# Task prompt
List all lines of the data containing the word "this".

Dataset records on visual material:
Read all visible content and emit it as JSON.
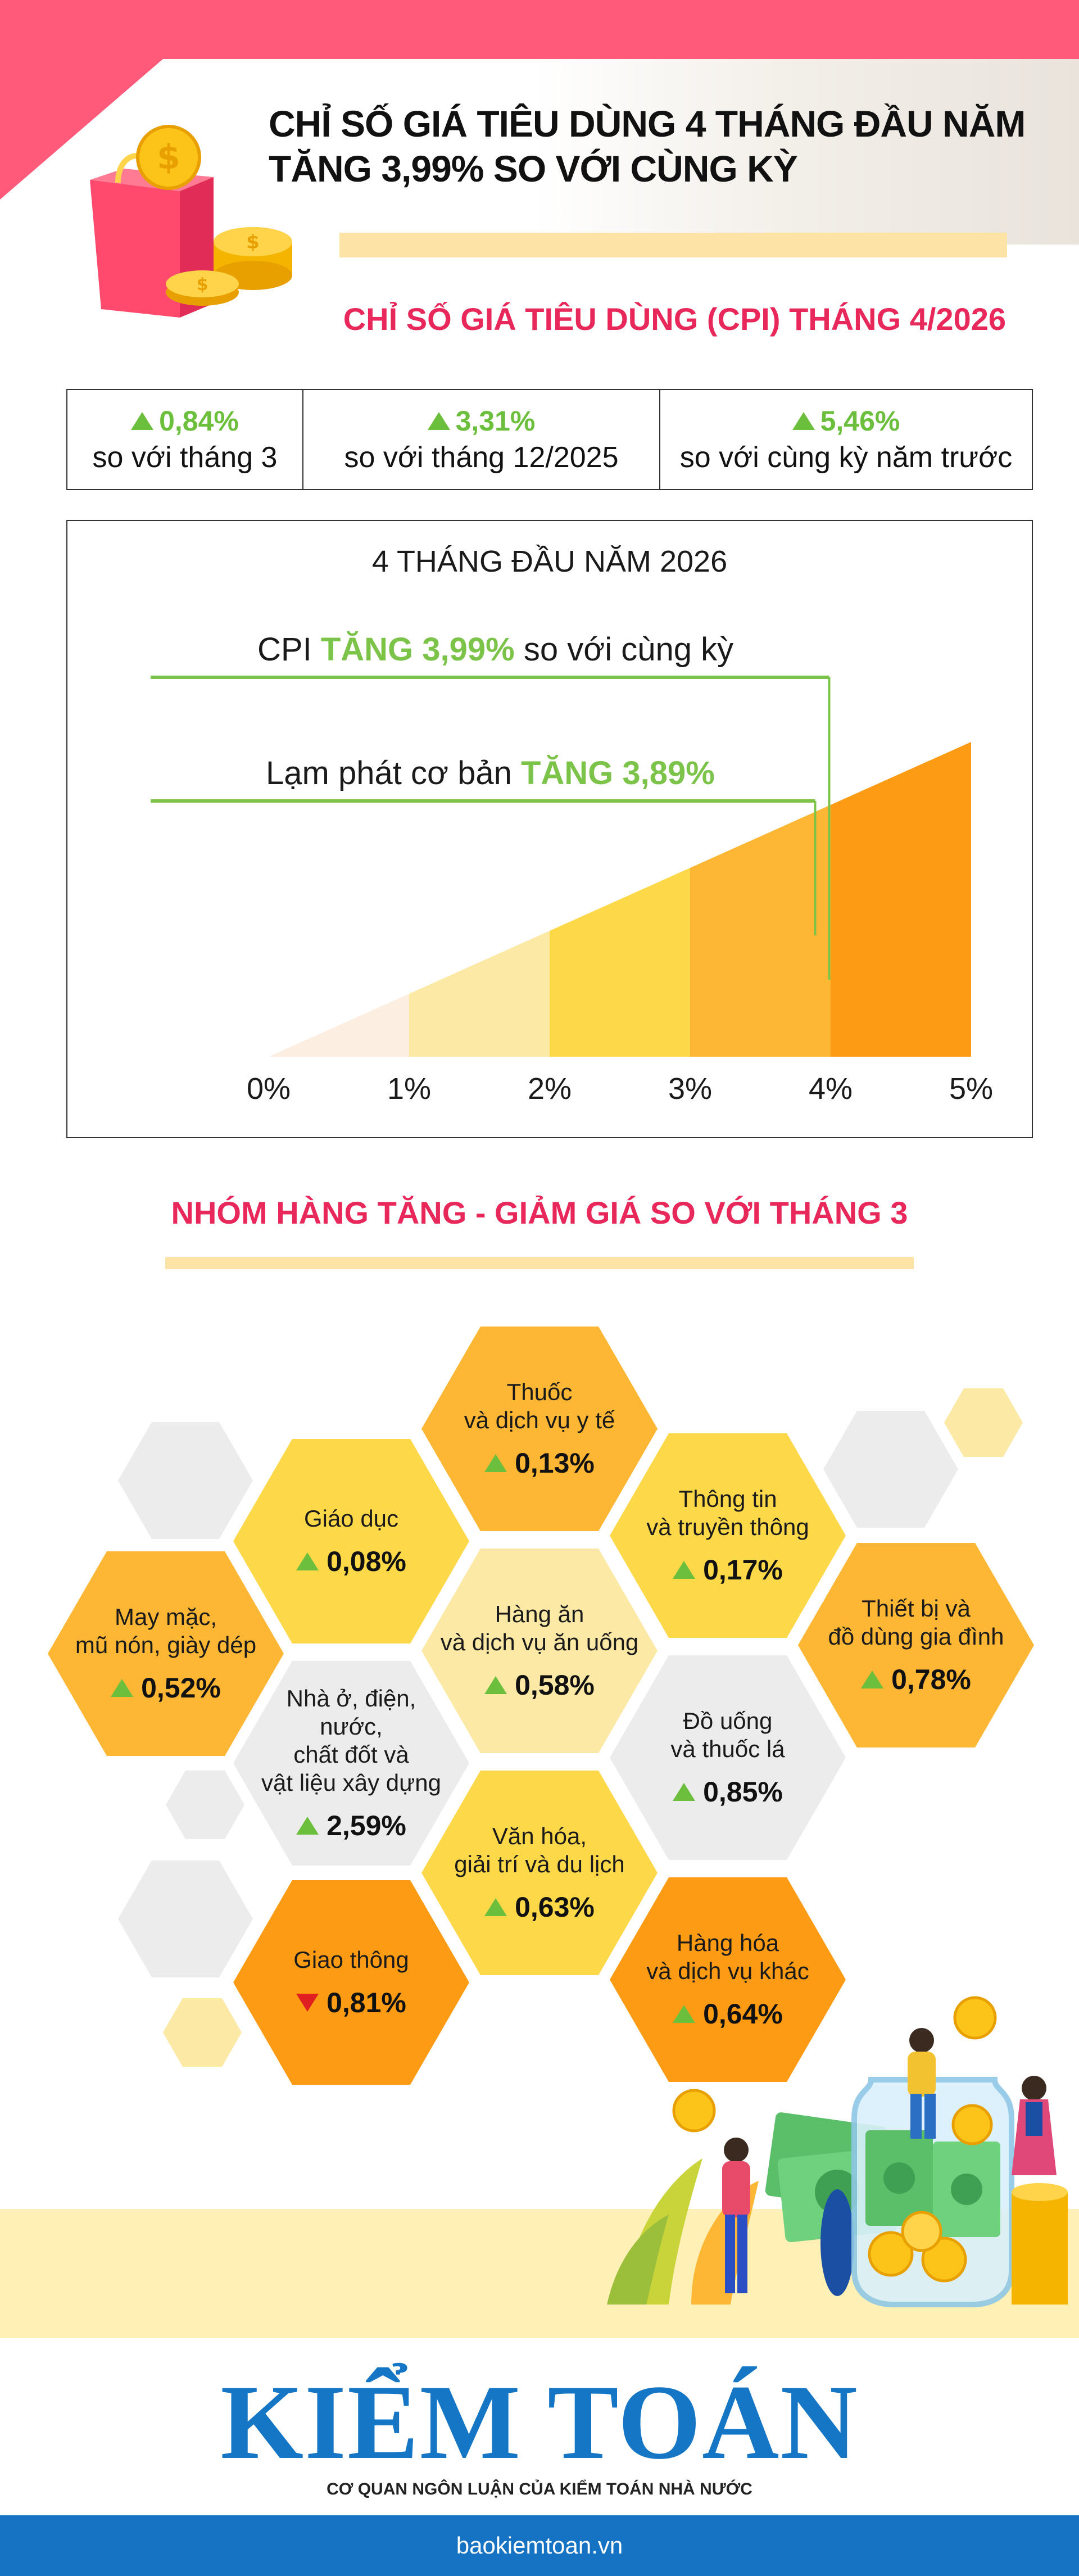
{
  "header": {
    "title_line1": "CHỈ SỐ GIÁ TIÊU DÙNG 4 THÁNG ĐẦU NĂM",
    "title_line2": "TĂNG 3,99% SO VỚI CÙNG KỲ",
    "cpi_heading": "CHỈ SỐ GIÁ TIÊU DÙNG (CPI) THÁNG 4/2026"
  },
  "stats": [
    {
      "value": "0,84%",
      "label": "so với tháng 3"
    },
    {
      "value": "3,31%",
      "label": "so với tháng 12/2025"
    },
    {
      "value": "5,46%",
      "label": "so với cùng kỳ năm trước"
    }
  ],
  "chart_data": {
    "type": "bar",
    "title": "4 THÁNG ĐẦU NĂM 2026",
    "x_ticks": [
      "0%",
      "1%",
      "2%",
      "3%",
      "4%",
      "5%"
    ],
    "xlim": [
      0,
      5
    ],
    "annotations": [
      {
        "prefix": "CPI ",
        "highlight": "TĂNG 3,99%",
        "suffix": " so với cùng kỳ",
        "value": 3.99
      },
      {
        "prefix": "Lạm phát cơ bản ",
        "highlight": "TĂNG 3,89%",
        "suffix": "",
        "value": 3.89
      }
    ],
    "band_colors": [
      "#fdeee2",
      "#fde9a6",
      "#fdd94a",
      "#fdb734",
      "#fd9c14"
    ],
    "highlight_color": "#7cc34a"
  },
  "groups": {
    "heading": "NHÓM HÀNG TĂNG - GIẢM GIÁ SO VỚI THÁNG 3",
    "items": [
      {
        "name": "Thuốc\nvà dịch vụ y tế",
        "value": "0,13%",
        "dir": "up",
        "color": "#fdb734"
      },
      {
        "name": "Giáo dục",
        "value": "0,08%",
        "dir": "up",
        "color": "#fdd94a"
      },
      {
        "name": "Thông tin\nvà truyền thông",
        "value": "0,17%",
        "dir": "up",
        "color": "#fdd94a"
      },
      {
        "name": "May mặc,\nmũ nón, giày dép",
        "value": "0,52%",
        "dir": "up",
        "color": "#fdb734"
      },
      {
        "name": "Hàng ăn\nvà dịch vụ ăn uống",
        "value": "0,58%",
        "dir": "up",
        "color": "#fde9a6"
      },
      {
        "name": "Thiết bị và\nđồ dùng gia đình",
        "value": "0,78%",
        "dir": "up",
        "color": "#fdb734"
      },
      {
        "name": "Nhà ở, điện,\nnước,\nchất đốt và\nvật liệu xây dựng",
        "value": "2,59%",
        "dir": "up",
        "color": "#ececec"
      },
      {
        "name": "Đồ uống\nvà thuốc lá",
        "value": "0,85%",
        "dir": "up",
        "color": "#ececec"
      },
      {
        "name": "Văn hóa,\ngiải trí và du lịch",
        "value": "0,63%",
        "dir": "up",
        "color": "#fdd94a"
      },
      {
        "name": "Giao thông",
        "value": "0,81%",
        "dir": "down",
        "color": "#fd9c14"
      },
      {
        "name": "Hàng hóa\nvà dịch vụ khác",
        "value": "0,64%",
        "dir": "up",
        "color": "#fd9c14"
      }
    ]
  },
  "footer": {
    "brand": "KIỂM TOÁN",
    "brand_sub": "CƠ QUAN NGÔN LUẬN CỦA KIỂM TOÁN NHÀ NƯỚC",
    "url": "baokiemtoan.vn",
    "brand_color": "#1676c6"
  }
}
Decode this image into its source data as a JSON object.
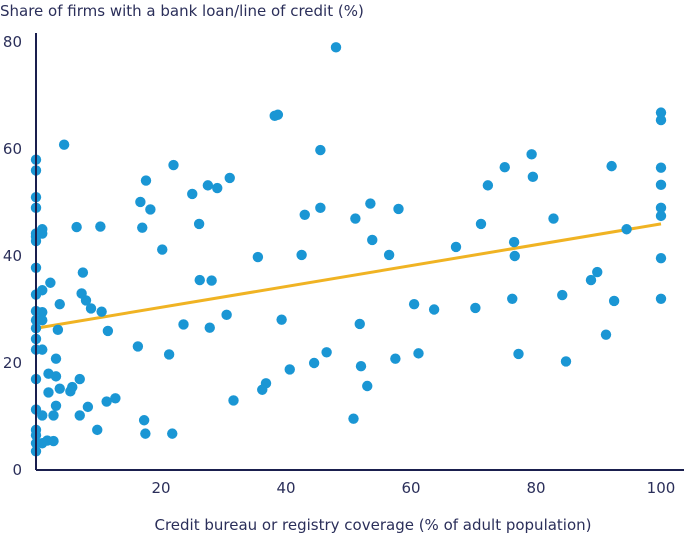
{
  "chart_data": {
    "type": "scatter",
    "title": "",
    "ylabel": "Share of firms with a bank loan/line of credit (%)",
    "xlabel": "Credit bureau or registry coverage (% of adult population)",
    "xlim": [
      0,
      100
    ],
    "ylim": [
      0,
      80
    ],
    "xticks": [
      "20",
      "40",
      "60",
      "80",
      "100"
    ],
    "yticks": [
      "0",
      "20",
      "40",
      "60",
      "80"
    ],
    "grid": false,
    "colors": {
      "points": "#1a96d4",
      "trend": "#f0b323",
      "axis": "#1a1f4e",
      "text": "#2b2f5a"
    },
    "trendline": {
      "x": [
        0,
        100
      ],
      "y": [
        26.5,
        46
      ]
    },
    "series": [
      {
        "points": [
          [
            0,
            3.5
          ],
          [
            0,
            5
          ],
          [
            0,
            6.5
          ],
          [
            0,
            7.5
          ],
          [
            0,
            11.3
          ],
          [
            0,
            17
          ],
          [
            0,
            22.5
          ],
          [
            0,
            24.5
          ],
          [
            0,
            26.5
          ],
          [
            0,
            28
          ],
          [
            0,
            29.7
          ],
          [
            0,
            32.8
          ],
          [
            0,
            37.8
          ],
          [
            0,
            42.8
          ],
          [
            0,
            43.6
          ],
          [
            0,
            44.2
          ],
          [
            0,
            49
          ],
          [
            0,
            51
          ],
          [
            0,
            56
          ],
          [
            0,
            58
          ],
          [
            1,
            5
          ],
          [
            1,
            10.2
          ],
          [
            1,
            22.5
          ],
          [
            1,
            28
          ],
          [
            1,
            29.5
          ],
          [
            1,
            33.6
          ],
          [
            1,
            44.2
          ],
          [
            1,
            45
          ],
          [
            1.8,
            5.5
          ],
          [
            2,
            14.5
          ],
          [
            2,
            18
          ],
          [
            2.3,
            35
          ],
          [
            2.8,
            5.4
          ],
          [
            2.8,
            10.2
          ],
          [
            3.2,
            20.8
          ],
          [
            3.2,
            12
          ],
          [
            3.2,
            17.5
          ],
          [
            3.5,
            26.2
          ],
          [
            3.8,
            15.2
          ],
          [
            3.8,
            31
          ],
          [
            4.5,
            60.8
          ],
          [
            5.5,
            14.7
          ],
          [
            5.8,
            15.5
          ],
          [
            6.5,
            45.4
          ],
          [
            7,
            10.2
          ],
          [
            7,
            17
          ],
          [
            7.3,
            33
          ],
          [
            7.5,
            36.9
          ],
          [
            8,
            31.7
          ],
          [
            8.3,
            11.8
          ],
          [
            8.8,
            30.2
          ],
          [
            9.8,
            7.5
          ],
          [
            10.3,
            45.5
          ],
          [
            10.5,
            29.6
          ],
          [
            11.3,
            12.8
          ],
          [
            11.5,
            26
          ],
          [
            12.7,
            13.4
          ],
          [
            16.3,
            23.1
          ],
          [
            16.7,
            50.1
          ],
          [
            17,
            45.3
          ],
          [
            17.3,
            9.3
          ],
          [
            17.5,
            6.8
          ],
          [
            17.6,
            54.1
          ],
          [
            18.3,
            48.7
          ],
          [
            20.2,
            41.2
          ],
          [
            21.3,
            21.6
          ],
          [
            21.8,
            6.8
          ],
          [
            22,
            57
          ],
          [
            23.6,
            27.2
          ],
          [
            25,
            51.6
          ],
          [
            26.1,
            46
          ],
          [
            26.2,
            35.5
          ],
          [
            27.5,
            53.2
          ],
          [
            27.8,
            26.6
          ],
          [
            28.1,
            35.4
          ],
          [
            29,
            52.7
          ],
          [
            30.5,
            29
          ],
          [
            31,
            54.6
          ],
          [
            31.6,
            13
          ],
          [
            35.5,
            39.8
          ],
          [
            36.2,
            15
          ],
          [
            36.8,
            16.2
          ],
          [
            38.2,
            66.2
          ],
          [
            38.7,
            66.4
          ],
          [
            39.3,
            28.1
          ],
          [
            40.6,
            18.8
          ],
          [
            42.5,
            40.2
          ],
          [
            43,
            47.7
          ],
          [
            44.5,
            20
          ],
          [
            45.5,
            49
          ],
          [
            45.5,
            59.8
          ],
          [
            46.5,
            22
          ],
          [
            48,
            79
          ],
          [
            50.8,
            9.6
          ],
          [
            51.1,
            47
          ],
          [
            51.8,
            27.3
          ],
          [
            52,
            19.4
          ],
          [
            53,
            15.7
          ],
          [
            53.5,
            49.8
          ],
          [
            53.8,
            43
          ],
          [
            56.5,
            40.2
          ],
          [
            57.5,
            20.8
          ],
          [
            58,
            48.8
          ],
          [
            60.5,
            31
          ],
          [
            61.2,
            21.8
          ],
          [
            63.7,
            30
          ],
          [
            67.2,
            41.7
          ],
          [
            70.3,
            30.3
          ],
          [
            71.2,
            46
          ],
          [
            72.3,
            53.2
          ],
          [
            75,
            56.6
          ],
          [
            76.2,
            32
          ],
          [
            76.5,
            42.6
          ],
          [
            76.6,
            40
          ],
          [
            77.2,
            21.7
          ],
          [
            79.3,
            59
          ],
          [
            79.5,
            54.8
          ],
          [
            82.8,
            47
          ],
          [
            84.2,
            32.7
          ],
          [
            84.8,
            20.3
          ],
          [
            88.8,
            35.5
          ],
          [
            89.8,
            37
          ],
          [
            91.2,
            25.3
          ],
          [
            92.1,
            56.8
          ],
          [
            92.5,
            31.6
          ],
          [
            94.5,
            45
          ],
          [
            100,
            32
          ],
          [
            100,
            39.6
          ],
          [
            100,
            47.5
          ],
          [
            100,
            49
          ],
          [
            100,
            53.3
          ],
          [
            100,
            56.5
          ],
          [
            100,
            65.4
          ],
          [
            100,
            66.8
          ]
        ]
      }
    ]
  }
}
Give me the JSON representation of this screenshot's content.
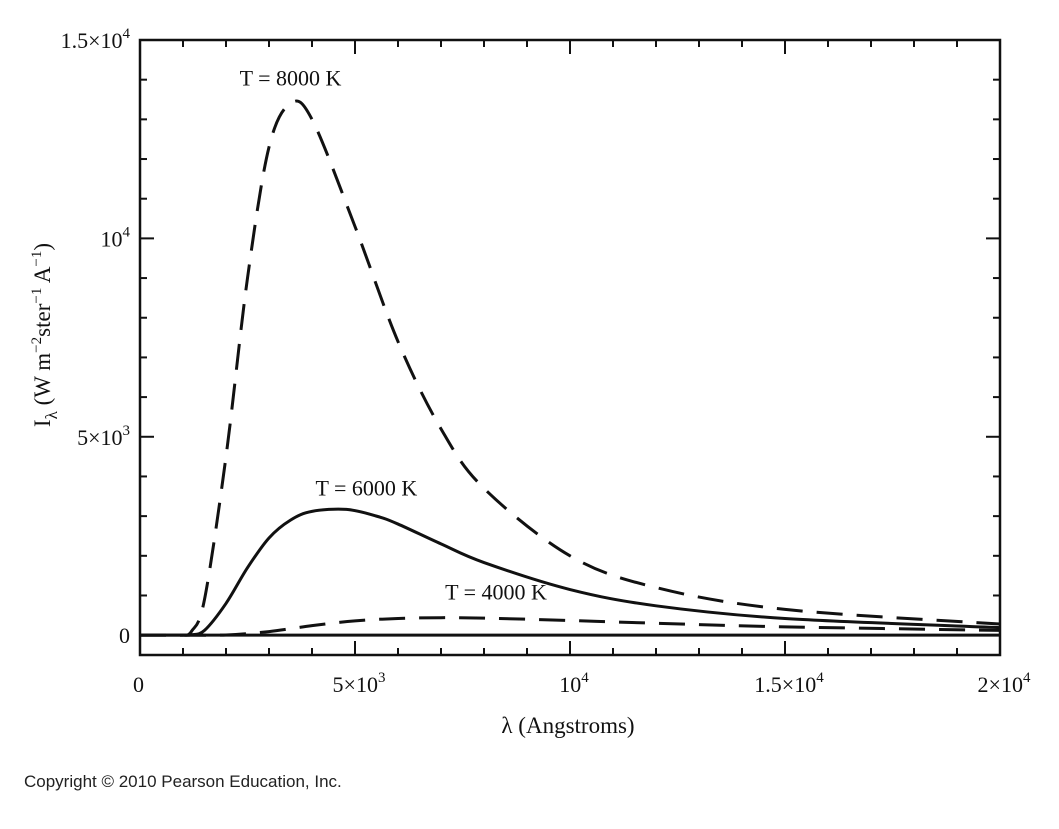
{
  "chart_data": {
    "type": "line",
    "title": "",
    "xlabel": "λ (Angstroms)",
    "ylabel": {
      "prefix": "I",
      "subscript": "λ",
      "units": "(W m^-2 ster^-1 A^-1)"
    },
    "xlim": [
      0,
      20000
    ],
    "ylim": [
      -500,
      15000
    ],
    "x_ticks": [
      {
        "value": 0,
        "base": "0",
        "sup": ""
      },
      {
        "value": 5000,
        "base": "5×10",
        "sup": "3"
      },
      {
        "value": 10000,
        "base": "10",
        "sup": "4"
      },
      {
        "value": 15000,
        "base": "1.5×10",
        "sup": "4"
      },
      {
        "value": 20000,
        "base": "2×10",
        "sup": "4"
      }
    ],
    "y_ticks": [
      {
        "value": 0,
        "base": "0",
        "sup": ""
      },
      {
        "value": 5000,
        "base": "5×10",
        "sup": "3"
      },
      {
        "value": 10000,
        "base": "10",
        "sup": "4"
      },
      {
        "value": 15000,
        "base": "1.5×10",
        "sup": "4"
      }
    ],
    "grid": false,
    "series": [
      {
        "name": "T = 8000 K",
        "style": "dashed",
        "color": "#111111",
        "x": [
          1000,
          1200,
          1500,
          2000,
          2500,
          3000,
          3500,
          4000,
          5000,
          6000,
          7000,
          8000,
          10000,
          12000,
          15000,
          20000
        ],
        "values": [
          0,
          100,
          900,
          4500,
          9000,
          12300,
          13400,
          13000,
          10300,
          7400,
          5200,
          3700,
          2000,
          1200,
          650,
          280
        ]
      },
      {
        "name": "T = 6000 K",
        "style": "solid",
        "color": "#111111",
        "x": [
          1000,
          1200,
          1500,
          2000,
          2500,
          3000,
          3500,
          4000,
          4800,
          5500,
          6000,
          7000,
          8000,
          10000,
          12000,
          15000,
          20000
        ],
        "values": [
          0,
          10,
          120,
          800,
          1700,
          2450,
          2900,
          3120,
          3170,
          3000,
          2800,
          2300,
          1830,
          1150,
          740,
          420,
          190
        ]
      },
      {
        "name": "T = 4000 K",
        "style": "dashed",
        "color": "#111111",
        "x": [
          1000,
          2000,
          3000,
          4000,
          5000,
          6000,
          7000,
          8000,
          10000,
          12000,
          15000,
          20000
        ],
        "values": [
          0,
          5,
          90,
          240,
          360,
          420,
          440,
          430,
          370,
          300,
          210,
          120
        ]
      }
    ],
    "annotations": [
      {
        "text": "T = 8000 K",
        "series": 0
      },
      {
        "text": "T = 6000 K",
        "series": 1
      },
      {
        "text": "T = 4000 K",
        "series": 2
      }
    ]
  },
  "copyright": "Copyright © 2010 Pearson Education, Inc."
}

# Worked solution
Decode this image into its source data as a JSON object.
Give me the JSON representation of this screenshot's content.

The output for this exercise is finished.